_ACCIÓN PENDIENTE 1_: Reproduce de la nota sobre el caso de J.S.J. el tramo que va desde "Hostigamiento continuo" hasta "quemaría la casa.".
_ACCIÓN PENDIENTE 2_: Según la nota sobre el caso de J.S.J., ¿hasta qué fecha convivió el imputado con la víctima?
_ACCIÓN PENDIENTE 3_: Prosigue la nota sobre el caso de J.S.J. a partir de su última oración.

_FRAGMENTO SELECCIONADO_:
::::::::

Ayer
el sujeto de iniciales J.S.J. (cuya identidad se resguarda por
protección de la víctima) fue enviado a prisión preventiva. Se le
investiga por cuatro desacatos y lesiones en contra de su exconviviente.
Cuando
se ordenó su envío a la cárcel, la mujer llevaba un día desaparecida.
Se había ausentado a un juicio por femicidio frustrado –del cual también
es víctima– y las dudas recaían en el imputado, quien portaba consigo
su celular y billetera cuando fue detenido. Sin embargo, la PDI logró
dar con su paradero.
Hostigamiento continuo
El
imputado convivió con la víctima hasta el 31 de diciembre de 2020. De
acuerdo con un parte policial, el sujeto propinó golpes en el brazo
izquierdo de la mujer mientras amenazaba que quemaría la casa.
La
víctima logró escapar por una ventana y denunció los hechos. El
tribunal le ordenó al imputado que cumpliese con una orden de
alejamiento y no mantuviese ningún contacto con ella.
Sin
embargo, solo horas después de abandonar el tribunal incumplió la
medida cautelar. La víctima estaba en su casa cuando de improviso salió
su expareja del baño. Nuevamente fue detenido y se ordenó su arresto
domiciliario total.
La
víctima estuvo en relativa calma hasta el 15 de marzo. Ese día el
hombre fue al exterior del domicilio de su exconviviente y le habría
insultado. Como no bajaba, quebró una ventana de la casa.
Los
hostigamientos se habrían reiterado nueve días después. En la madrugada
del 24 de abril el imputado fue nuevamente l domicilio de su ex en
estado de ebriedad y le propinó golpes de puño en el rostro. Según el
parte policial, “ella no quería hacer denuncia por motivos personales.
Se hizo mención que solucionaría sola los problemas”.

::::::::

_DATOS EN ESTUDIO_:
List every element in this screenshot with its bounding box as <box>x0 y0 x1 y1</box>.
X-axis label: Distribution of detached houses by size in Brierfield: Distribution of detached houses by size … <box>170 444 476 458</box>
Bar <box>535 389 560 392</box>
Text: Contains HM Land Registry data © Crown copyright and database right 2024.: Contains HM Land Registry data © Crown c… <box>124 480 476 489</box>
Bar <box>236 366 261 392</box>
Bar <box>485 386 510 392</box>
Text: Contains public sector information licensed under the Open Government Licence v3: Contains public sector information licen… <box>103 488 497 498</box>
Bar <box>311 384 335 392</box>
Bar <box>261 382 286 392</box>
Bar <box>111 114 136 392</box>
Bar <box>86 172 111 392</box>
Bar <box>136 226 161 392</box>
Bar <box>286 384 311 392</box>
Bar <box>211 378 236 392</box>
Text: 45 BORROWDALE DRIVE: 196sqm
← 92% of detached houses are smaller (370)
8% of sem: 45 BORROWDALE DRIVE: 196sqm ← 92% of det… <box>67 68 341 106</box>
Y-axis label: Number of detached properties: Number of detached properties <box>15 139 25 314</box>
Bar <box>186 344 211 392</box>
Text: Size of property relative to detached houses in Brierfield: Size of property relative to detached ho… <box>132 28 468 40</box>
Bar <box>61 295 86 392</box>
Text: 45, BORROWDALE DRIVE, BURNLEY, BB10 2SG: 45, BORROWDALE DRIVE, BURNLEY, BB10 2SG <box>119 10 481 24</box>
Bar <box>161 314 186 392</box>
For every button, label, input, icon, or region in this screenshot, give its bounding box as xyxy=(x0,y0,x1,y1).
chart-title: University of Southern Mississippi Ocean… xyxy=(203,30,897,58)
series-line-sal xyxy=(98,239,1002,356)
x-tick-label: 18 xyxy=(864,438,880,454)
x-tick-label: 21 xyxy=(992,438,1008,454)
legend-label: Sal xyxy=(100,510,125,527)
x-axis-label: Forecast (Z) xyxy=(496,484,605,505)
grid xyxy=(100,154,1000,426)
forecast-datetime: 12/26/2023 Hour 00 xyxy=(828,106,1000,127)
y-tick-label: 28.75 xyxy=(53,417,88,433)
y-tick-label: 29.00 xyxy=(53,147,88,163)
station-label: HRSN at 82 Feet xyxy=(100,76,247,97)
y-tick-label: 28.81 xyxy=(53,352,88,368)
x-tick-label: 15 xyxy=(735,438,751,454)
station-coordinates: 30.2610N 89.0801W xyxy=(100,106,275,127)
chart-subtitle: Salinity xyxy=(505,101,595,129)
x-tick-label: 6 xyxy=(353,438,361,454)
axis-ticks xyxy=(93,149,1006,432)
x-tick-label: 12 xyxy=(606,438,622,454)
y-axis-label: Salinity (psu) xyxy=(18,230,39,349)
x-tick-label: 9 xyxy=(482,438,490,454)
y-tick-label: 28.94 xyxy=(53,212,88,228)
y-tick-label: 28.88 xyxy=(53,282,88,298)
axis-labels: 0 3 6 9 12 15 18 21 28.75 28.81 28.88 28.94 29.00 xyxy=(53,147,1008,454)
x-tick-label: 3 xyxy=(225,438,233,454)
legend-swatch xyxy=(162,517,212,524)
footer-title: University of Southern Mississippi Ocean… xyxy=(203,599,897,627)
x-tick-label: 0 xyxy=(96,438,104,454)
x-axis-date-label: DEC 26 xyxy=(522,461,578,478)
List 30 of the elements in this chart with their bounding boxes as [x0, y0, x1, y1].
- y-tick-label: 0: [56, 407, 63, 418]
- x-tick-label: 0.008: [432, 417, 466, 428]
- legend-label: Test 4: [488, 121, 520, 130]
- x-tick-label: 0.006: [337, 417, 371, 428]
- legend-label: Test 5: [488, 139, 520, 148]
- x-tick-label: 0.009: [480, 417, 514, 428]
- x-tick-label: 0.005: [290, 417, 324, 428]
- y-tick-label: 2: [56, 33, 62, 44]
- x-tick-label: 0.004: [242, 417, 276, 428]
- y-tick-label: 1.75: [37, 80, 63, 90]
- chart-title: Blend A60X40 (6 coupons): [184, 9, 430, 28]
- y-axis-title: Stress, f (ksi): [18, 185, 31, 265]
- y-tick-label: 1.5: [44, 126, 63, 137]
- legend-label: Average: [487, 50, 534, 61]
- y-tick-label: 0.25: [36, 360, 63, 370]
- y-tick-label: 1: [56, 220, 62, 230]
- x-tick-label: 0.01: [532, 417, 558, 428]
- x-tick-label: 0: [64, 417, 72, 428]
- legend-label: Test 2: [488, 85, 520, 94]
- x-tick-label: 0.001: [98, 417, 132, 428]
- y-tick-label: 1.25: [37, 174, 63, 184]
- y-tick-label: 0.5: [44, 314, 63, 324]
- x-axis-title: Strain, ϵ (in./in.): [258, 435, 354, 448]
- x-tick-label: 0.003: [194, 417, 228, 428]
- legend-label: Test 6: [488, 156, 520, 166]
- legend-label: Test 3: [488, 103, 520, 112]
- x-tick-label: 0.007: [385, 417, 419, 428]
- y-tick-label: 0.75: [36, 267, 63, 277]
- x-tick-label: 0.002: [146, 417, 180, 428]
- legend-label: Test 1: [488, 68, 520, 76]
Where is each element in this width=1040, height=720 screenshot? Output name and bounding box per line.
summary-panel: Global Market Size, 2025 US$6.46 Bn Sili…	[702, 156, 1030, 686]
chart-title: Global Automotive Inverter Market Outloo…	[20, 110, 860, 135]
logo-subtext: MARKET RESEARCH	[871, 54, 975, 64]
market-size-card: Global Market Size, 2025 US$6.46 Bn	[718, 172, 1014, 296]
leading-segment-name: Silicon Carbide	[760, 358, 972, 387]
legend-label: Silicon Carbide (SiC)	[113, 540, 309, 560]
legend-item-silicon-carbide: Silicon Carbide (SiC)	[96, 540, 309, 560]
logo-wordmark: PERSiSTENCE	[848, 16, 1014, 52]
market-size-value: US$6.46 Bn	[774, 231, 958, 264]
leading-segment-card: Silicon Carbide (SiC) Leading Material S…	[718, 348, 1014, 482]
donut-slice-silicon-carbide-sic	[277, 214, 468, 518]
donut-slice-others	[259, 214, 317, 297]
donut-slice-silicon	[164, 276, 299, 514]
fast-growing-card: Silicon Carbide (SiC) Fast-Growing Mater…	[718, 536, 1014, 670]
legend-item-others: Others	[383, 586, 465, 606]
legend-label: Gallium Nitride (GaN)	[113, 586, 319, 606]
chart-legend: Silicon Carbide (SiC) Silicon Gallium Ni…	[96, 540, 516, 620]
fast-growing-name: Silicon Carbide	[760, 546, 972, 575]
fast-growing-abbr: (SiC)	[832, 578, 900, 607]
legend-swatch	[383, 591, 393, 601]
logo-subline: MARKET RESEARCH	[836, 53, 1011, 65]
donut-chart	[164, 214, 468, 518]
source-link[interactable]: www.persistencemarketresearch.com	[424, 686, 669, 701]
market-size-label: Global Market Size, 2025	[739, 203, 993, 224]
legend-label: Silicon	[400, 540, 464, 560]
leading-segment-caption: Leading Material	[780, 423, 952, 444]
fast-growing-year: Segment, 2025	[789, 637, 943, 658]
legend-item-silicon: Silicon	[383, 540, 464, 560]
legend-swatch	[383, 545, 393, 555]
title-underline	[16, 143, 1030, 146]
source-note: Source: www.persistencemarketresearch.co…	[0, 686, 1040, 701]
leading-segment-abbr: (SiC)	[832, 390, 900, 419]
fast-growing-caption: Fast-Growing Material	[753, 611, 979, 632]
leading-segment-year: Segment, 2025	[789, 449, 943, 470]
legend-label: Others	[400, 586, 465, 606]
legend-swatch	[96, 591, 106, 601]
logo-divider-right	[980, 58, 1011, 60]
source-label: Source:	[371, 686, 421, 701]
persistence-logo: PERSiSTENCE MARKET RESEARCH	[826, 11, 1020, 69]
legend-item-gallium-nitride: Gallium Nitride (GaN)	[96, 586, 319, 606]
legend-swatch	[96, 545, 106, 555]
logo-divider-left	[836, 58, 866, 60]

::::::::

_RESPUESTA FINAL 1_:
Hostigamiento continuo
El
imputado convivió con la víctima hasta el 31 de diciembre de 2020. De
acuerdo con un parte policial, el sujeto propinó golpes en el brazo
izquierdo de la mujer mientras amenazaba que quemaría la casa.

_RESPUESTA FINAL 2_: Hasta el 31 de diciembre de 2020.

_RESPUESTA FINAL 3_:
Desaparecida
El
jueves a primera hora un funcionario de la Fiscalía fue al domicilio de
la mujer. Tenía que comparecer ante el tribunal por un juicio de
femicidio
frustrado en el que ella figura como víctima. En esta causa habría
sufrido un estrangulamiento que casi le provoca la muerte por parte de
otro hombre en Puerto Natales.
Sin
embargo, la mujer no se encontraba en la casa. Quien sí estaba era
J.S.J., a pesar de las órdenes de alejamiento. El funcionario dio aviso a
la fiscal titular, Romina Moscoso, para que se tramitase una orden de
detención por un nuevo desacato.
El
juez Ricardo Larenas autorizó la aprehensión y hallaron al imputado a
las 19 horas merodeando en la casa de la víctima. Registraron sus
vestimentas y portaba la billetera, el teléfono y las llaves de la
mujer. Aunque fue consultado por qué las llevaba, decidió guardar
silencio.
El
viernes en la mañana la Fiscalía le comunicó que sería investigado por
cuatro delitos de desacato y otro por lesiones menos graves en contexto
de violencia intrafamiliar. Como medida cautelar solicitaron al tribunal
su envío a la cárcel mientras continúe la tramitación de la causa.
Por
considerarlo un peligro para la sociedad y para la víctima, el
magistrado Larenas accedió a la petición y ordenó la prisión preventiva.
“Roguemos a Dios que se pueda encontrar a la víctima en un futuro
cercano y próximo”, dijo el juez.
El
Ministerio Público presentó una denuncia por presunta desgracia de la
mujer. El viernes avanzaba y la policía se abocó a su búsqueda.
Finalmente, a las 19 horas se informó que la Brigada de Homicidios (BH)
de la PDI dio con su paradero y se descartó un fatal desenlace.